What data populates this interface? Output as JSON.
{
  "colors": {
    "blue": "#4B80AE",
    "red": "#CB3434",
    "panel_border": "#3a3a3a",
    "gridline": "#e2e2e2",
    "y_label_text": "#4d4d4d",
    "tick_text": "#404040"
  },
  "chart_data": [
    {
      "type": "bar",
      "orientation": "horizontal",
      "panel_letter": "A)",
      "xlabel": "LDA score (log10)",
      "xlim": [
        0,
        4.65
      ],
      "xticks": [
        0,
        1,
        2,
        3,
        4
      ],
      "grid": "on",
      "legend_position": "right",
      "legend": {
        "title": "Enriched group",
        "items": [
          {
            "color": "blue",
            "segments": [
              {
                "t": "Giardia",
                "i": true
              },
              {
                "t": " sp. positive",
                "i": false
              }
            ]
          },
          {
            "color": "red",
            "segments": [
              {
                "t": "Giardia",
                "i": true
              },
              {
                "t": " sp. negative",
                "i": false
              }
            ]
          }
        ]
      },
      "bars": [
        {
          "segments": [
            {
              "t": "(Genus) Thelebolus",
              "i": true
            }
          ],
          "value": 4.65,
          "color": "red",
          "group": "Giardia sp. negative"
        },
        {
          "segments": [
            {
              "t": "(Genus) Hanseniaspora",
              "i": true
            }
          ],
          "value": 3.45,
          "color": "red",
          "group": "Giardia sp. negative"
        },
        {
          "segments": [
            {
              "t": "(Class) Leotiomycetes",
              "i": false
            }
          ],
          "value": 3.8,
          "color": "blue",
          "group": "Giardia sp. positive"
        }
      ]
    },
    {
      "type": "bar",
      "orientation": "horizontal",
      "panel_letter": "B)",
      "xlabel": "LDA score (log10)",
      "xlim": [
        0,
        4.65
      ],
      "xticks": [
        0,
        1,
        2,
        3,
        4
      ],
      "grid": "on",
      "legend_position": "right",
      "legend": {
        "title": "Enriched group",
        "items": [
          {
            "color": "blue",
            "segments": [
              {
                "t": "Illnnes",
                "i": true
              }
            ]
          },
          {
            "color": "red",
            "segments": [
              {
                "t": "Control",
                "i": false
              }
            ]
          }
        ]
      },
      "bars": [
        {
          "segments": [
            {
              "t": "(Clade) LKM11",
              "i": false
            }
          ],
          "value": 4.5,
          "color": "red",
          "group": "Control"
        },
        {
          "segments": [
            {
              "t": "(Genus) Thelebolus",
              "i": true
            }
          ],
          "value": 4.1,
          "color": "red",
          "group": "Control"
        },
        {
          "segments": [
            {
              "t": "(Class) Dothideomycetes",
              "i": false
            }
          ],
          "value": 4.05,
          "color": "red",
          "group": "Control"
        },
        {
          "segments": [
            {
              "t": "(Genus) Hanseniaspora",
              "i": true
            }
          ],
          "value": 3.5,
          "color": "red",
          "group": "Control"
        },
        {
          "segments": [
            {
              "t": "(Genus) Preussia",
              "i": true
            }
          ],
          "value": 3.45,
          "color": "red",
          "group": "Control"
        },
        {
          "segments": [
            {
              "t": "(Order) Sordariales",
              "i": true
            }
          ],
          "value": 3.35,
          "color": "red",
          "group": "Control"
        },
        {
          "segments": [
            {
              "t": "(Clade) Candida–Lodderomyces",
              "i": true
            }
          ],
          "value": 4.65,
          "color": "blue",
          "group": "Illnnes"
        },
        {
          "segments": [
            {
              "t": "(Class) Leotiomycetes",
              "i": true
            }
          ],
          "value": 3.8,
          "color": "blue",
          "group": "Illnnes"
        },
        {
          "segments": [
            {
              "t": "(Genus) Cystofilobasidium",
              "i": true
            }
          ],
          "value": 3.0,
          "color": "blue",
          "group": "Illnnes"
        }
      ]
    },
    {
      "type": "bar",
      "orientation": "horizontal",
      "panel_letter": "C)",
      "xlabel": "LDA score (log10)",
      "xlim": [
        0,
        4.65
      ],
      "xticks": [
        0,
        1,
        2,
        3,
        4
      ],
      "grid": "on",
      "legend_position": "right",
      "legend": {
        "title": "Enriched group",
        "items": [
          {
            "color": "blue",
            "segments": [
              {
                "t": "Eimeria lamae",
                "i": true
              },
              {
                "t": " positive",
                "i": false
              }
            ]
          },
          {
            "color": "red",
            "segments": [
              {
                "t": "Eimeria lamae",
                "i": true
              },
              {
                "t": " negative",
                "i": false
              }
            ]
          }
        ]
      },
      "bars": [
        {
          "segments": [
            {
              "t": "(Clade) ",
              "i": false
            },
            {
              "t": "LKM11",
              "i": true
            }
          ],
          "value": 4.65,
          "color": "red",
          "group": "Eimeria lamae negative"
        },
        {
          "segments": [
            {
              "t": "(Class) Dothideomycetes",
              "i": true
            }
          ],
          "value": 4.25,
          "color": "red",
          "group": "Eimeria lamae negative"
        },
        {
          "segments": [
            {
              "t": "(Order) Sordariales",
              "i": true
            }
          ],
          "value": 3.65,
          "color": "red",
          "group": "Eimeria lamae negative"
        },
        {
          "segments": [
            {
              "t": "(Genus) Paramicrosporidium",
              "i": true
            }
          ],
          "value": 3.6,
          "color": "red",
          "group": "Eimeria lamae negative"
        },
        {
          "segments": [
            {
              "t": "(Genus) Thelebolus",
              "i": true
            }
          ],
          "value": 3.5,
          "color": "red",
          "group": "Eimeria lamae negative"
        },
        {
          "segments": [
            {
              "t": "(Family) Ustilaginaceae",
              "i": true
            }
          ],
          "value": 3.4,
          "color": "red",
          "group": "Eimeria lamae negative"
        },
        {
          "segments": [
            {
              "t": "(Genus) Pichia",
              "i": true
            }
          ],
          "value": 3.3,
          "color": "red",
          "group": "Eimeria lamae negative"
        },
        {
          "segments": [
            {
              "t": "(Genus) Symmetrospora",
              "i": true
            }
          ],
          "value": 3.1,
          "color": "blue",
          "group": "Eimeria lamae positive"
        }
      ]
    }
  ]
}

—————

> **What you have to do**
Restate the whole listing exactly.

> **Written reply**
What data populates this interface? Output as JSON.
{
  "colors": {
    "blue": "#4B80AE",
    "red": "#CB3434",
    "panel_border": "#3a3a3a",
    "gridline": "#e2e2e2",
    "y_label_text": "#4d4d4d",
    "tick_text": "#404040"
  },
  "chart_data": [
    {
      "type": "bar",
      "orientation": "horizontal",
      "panel_letter": "A)",
      "xlabel": "LDA score (log10)",
      "xlim": [
        0,
        4.65
      ],
      "xticks": [
        0,
        1,
        2,
        3,
        4
      ],
      "grid": "on",
      "legend_position": "right",
      "legend": {
        "title": "Enriched group",
        "items": [
          {
            "color": "blue",
            "segments": [
              {
                "t": "Giardia",
                "i": true
              },
              {
                "t": " sp. positive",
                "i": false
              }
            ]
          },
          {
            "color": "red",
            "segments": [
              {
                "t": "Giardia",
                "i": true
              },
              {
                "t": " sp. negative",
                "i": false
              }
            ]
          }
        ]
      },
      "bars": [
        {
          "segments": [
            {
              "t": "(Genus) Thelebolus",
              "i": true
            }
          ],
          "value": 4.65,
          "color": "red",
          "group": "Giardia sp. negative"
        },
        {
          "segments": [
            {
              "t": "(Genus) Hanseniaspora",
              "i": true
            }
          ],
          "value": 3.45,
          "color": "red",
          "group": "Giardia sp. negative"
        },
        {
          "segments": [
            {
              "t": "(Class) Leotiomycetes",
              "i": false
            }
          ],
          "value": 3.8,
          "color": "blue",
          "group": "Giardia sp. positive"
        }
      ]
    },
    {
      "type": "bar",
      "orientation": "horizontal",
      "panel_letter": "B)",
      "xlabel": "LDA score (log10)",
      "xlim": [
        0,
        4.65
      ],
      "xticks": [
        0,
        1,
        2,
        3,
        4
      ],
      "grid": "on",
      "legend_position": "right",
      "legend": {
        "title": "Enriched group",
        "items": [
          {
            "color": "blue",
            "segments": [
              {
                "t": "Illnnes",
                "i": true
              }
            ]
          },
          {
            "color": "red",
            "segments": [
              {
                "t": "Control",
                "i": false
              }
            ]
          }
        ]
      },
      "bars": [
        {
          "segments": [
            {
              "t": "(Clade) LKM11",
              "i": false
            }
          ],
          "value": 4.5,
          "color": "red",
          "group": "Control"
        },
        {
          "segments": [
            {
              "t": "(Genus) Thelebolus",
              "i": true
            }
          ],
          "value": 4.1,
          "color": "red",
          "group": "Control"
        },
        {
          "segments": [
            {
              "t": "(Class) Dothideomycetes",
              "i": false
            }
          ],
          "value": 4.05,
          "color": "red",
          "group": "Control"
        },
        {
          "segments": [
            {
              "t": "(Genus) Hanseniaspora",
              "i": true
            }
          ],
          "value": 3.5,
          "color": "red",
          "group": "Control"
        },
        {
          "segments": [
            {
              "t": "(Genus) Preussia",
              "i": true
            }
          ],
          "value": 3.45,
          "color": "red",
          "group": "Control"
        },
        {
          "segments": [
            {
              "t": "(Order) Sordariales",
              "i": true
            }
          ],
          "value": 3.35,
          "color": "red",
          "group": "Control"
        },
        {
          "segments": [
            {
              "t": "(Clade) Candida–Lodderomyces",
              "i": true
            }
          ],
          "value": 4.65,
          "color": "blue",
          "group": "Illnnes"
        },
        {
          "segments": [
            {
              "t": "(Class) Leotiomycetes",
              "i": true
            }
          ],
          "value": 3.8,
          "color": "blue",
          "group": "Illnnes"
        },
        {
          "segments": [
            {
              "t": "(Genus) Cystofilobasidium",
              "i": true
            }
          ],
          "value": 3.0,
          "color": "blue",
          "group": "Illnnes"
        }
      ]
    },
    {
      "type": "bar",
      "orientation": "horizontal",
      "panel_letter": "C)",
      "xlabel": "LDA score (log10)",
      "xlim": [
        0,
        4.65
      ],
      "xticks": [
        0,
        1,
        2,
        3,
        4
      ],
      "grid": "on",
      "legend_position": "right",
      "legend": {
        "title": "Enriched group",
        "items": [
          {
            "color": "blue",
            "segments": [
              {
                "t": "Eimeria lamae",
                "i": true
              },
              {
                "t": " positive",
                "i": false
              }
            ]
          },
          {
            "color": "red",
            "segments": [
              {
                "t": "Eimeria lamae",
                "i": true
              },
              {
                "t": " negative",
                "i": false
              }
            ]
          }
        ]
      },
      "bars": [
        {
          "segments": [
            {
              "t": "(Clade) ",
              "i": false
            },
            {
              "t": "LKM11",
              "i": true
            }
          ],
          "value": 4.65,
          "color": "red",
          "group": "Eimeria lamae negative"
        },
        {
          "segments": [
            {
              "t": "(Class) Dothideomycetes",
              "i": true
            }
          ],
          "value": 4.25,
          "color": "red",
          "group": "Eimeria lamae negative"
        },
        {
          "segments": [
            {
              "t": "(Order) Sordariales",
              "i": true
            }
          ],
          "value": 3.65,
          "color": "red",
          "group": "Eimeria lamae negative"
        },
        {
          "segments": [
            {
              "t": "(Genus) Paramicrosporidium",
              "i": true
            }
          ],
          "value": 3.6,
          "color": "red",
          "group": "Eimeria lamae negative"
        },
        {
          "segments": [
            {
              "t": "(Genus) Thelebolus",
              "i": true
            }
          ],
          "value": 3.5,
          "color": "red",
          "group": "Eimeria lamae negative"
        },
        {
          "segments": [
            {
              "t": "(Family) Ustilaginaceae",
              "i": true
            }
          ],
          "value": 3.4,
          "color": "red",
          "group": "Eimeria lamae negative"
        },
        {
          "segments": [
            {
              "t": "(Genus) Pichia",
              "i": true
            }
          ],
          "value": 3.3,
          "color": "red",
          "group": "Eimeria lamae negative"
        },
        {
          "segments": [
            {
              "t": "(Genus) Symmetrospora",
              "i": true
            }
          ],
          "value": 3.1,
          "color": "blue",
          "group": "Eimeria lamae positive"
        }
      ]
    }
  ]
}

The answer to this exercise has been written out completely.